*WHAT IS EXPECTED*:
Exact repetition is required: output every record in full.

---*---

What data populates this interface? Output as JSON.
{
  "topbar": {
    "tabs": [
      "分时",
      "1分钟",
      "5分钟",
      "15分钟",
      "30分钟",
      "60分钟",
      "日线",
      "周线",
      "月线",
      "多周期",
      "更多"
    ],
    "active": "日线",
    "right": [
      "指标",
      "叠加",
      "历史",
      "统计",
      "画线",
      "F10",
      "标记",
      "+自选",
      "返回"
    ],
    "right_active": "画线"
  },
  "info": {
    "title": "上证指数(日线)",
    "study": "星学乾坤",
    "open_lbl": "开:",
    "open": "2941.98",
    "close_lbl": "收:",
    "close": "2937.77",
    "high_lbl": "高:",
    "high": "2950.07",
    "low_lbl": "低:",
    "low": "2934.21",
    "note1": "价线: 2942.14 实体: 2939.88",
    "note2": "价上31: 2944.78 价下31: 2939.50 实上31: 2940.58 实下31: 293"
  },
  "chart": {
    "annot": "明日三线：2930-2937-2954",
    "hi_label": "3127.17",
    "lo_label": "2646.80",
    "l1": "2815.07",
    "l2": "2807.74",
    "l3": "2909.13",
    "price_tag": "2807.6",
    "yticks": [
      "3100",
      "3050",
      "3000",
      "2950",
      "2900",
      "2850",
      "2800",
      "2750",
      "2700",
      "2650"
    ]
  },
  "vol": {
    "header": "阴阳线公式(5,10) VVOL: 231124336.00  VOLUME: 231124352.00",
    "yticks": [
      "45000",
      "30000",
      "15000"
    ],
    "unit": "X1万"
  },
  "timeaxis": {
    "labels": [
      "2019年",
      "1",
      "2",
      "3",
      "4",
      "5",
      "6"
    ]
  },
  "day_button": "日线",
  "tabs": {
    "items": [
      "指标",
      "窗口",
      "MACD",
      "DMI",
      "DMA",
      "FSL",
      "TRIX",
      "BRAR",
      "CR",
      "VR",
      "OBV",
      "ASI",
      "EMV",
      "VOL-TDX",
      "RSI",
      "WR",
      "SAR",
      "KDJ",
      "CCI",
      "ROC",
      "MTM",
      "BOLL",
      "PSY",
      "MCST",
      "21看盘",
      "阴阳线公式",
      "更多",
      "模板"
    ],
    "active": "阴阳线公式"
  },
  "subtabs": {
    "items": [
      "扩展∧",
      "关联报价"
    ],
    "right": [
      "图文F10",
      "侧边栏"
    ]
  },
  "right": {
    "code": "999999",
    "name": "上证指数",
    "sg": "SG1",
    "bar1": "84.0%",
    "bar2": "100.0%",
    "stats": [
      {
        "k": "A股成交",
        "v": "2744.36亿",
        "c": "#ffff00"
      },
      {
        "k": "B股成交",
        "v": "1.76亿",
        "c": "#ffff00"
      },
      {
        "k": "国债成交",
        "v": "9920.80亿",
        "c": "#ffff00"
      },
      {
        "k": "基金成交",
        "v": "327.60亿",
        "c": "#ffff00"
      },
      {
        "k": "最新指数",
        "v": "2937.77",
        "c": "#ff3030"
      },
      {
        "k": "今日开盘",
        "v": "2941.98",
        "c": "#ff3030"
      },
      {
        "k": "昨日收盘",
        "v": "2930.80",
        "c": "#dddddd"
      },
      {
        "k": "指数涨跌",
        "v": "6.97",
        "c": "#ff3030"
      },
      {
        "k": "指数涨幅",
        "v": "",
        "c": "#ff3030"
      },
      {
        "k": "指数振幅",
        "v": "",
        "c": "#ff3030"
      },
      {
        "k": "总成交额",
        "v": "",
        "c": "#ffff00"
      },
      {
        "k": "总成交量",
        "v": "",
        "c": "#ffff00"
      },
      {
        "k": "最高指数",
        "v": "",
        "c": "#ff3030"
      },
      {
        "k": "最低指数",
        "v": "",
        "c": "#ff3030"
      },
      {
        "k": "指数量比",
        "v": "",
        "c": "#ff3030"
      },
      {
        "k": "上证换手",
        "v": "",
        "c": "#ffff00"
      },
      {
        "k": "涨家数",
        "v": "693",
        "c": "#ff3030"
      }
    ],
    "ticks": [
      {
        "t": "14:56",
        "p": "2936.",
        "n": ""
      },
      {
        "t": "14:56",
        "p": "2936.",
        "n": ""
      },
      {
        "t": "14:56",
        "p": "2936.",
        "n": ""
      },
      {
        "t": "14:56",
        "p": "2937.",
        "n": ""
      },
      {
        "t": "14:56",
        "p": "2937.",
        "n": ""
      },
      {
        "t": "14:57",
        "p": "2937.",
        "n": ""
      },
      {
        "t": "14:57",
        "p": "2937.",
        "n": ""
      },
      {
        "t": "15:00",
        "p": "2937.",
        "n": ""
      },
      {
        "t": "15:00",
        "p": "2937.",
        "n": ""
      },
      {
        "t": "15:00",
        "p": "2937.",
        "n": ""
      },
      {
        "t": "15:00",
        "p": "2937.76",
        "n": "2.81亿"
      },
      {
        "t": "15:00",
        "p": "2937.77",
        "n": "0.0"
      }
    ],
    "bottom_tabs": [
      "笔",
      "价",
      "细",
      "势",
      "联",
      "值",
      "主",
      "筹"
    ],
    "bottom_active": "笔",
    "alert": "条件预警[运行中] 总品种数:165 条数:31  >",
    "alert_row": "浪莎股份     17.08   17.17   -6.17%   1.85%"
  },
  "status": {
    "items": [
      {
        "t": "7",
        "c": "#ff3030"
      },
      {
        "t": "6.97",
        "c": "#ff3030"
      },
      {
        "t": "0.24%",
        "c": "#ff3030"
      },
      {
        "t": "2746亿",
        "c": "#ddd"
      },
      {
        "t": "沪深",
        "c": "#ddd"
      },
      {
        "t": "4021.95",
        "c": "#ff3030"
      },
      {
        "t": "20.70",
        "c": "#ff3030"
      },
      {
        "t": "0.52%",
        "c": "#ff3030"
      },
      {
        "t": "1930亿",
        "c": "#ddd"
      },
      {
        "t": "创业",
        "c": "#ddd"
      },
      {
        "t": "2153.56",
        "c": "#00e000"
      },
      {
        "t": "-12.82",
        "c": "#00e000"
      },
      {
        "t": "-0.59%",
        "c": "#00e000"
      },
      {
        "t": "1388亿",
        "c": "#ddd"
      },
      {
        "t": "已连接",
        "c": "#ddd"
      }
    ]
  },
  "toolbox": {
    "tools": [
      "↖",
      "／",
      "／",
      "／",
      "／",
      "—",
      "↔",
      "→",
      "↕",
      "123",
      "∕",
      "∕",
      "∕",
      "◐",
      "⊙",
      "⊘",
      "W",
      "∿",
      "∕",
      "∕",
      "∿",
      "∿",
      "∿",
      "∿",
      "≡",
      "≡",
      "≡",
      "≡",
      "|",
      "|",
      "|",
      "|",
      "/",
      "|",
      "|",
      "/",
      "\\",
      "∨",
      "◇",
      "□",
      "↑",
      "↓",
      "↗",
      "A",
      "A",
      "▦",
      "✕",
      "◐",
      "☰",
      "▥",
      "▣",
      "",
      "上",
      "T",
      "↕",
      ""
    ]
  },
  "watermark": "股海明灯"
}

---*---

*OUTPUT OF THE TASK*:
What data populates this interface? Output as JSON.
{
  "topbar": {
    "tabs": [
      "分时",
      "1分钟",
      "5分钟",
      "15分钟",
      "30分钟",
      "60分钟",
      "日线",
      "周线",
      "月线",
      "多周期",
      "更多"
    ],
    "active": "日线",
    "right": [
      "指标",
      "叠加",
      "历史",
      "统计",
      "画线",
      "F10",
      "标记",
      "+自选",
      "返回"
    ],
    "right_active": "画线"
  },
  "info": {
    "title": "上证指数(日线)",
    "study": "星学乾坤",
    "open_lbl": "开:",
    "open": "2941.98",
    "close_lbl": "收:",
    "close": "2937.77",
    "high_lbl": "高:",
    "high": "2950.07",
    "low_lbl": "低:",
    "low": "2934.21",
    "note1": "价线: 2942.14 实体: 2939.88",
    "note2": "价上31: 2944.78 价下31: 2939.50 实上31: 2940.58 实下31: 293"
  },
  "chart": {
    "annot": "明日三线：2930-2937-2954",
    "hi_label": "3127.17",
    "lo_label": "2646.80",
    "l1": "2815.07",
    "l2": "2807.74",
    "l3": "2909.13",
    "price_tag": "2807.6",
    "yticks": [
      "3100",
      "3050",
      "3000",
      "2950",
      "2900",
      "2850",
      "2800",
      "2750",
      "2700",
      "2650"
    ]
  },
  "vol": {
    "header": "阴阳线公式(5,10) VVOL: 231124336.00  VOLUME: 231124352.00",
    "yticks": [
      "45000",
      "30000",
      "15000"
    ],
    "unit": "X1万"
  },
  "timeaxis": {
    "labels": [
      "2019年",
      "1",
      "2",
      "3",
      "4",
      "5",
      "6"
    ]
  },
  "day_button": "日线",
  "tabs": {
    "items": [
      "指标",
      "窗口",
      "MACD",
      "DMI",
      "DMA",
      "FSL",
      "TRIX",
      "BRAR",
      "CR",
      "VR",
      "OBV",
      "ASI",
      "EMV",
      "VOL-TDX",
      "RSI",
      "WR",
      "SAR",
      "KDJ",
      "CCI",
      "ROC",
      "MTM",
      "BOLL",
      "PSY",
      "MCST",
      "21看盘",
      "阴阳线公式",
      "更多",
      "模板"
    ],
    "active": "阴阳线公式"
  },
  "subtabs": {
    "items": [
      "扩展∧",
      "关联报价"
    ],
    "right": [
      "图文F10",
      "侧边栏"
    ]
  },
  "right": {
    "code": "999999",
    "name": "上证指数",
    "sg": "SG1",
    "bar1": "84.0%",
    "bar2": "100.0%",
    "stats": [
      {
        "k": "A股成交",
        "v": "2744.36亿",
        "c": "#ffff00"
      },
      {
        "k": "B股成交",
        "v": "1.76亿",
        "c": "#ffff00"
      },
      {
        "k": "国债成交",
        "v": "9920.80亿",
        "c": "#ffff00"
      },
      {
        "k": "基金成交",
        "v": "327.60亿",
        "c": "#ffff00"
      },
      {
        "k": "最新指数",
        "v": "2937.77",
        "c": "#ff3030"
      },
      {
        "k": "今日开盘",
        "v": "2941.98",
        "c": "#ff3030"
      },
      {
        "k": "昨日收盘",
        "v": "2930.80",
        "c": "#dddddd"
      },
      {
        "k": "指数涨跌",
        "v": "6.97",
        "c": "#ff3030"
      },
      {
        "k": "指数涨幅",
        "v": "",
        "c": "#ff3030"
      },
      {
        "k": "指数振幅",
        "v": "",
        "c": "#ff3030"
      },
      {
        "k": "总成交额",
        "v": "",
        "c": "#ffff00"
      },
      {
        "k": "总成交量",
        "v": "",
        "c": "#ffff00"
      },
      {
        "k": "最高指数",
        "v": "",
        "c": "#ff3030"
      },
      {
        "k": "最低指数",
        "v": "",
        "c": "#ff3030"
      },
      {
        "k": "指数量比",
        "v": "",
        "c": "#ff3030"
      },
      {
        "k": "上证换手",
        "v": "",
        "c": "#ffff00"
      },
      {
        "k": "涨家数",
        "v": "693",
        "c": "#ff3030"
      }
    ],
    "ticks": [
      {
        "t": "14:56",
        "p": "2936.",
        "n": ""
      },
      {
        "t": "14:56",
        "p": "2936.",
        "n": ""
      },
      {
        "t": "14:56",
        "p": "2936.",
        "n": ""
      },
      {
        "t": "14:56",
        "p": "2937.",
        "n": ""
      },
      {
        "t": "14:56",
        "p": "2937.",
        "n": ""
      },
      {
        "t": "14:57",
        "p": "2937.",
        "n": ""
      },
      {
        "t": "14:57",
        "p": "2937.",
        "n": ""
      },
      {
        "t": "15:00",
        "p": "2937.",
        "n": ""
      },
      {
        "t": "15:00",
        "p": "2937.",
        "n": ""
      },
      {
        "t": "15:00",
        "p": "2937.",
        "n": ""
      },
      {
        "t": "15:00",
        "p": "2937.76",
        "n": "2.81亿"
      },
      {
        "t": "15:00",
        "p": "2937.77",
        "n": "0.0"
      }
    ],
    "bottom_tabs": [
      "笔",
      "价",
      "细",
      "势",
      "联",
      "值",
      "主",
      "筹"
    ],
    "bottom_active": "笔",
    "alert": "条件预警[运行中] 总品种数:165 条数:31  >",
    "alert_row": "浪莎股份     17.08   17.17   -6.17%   1.85%"
  },
  "status": {
    "items": [
      {
        "t": "7",
        "c": "#ff3030"
      },
      {
        "t": "6.97",
        "c": "#ff3030"
      },
      {
        "t": "0.24%",
        "c": "#ff3030"
      },
      {
        "t": "2746亿",
        "c": "#ddd"
      },
      {
        "t": "沪深",
        "c": "#ddd"
      },
      {
        "t": "4021.95",
        "c": "#ff3030"
      },
      {
        "t": "20.70",
        "c": "#ff3030"
      },
      {
        "t": "0.52%",
        "c": "#ff3030"
      },
      {
        "t": "1930亿",
        "c": "#ddd"
      },
      {
        "t": "创业",
        "c": "#ddd"
      },
      {
        "t": "2153.56",
        "c": "#00e000"
      },
      {
        "t": "-12.82",
        "c": "#00e000"
      },
      {
        "t": "-0.59%",
        "c": "#00e000"
      },
      {
        "t": "1388亿",
        "c": "#ddd"
      },
      {
        "t": "已连接",
        "c": "#ddd"
      }
    ]
  },
  "toolbox": {
    "tools": [
      "↖",
      "／",
      "／",
      "／",
      "／",
      "—",
      "↔",
      "→",
      "↕",
      "123",
      "∕",
      "∕",
      "∕",
      "◐",
      "⊙",
      "⊘",
      "W",
      "∿",
      "∕",
      "∕",
      "∿",
      "∿",
      "∿",
      "∿",
      "≡",
      "≡",
      "≡",
      "≡",
      "|",
      "|",
      "|",
      "|",
      "/",
      "|",
      "|",
      "/",
      "\\",
      "∨",
      "◇",
      "□",
      "↑",
      "↓",
      "↗",
      "A",
      "A",
      "▦",
      "✕",
      "◐",
      "☰",
      "▥",
      "▣",
      "",
      "上",
      "T",
      "↕",
      ""
    ]
  },
  "watermark": "股海明灯"
}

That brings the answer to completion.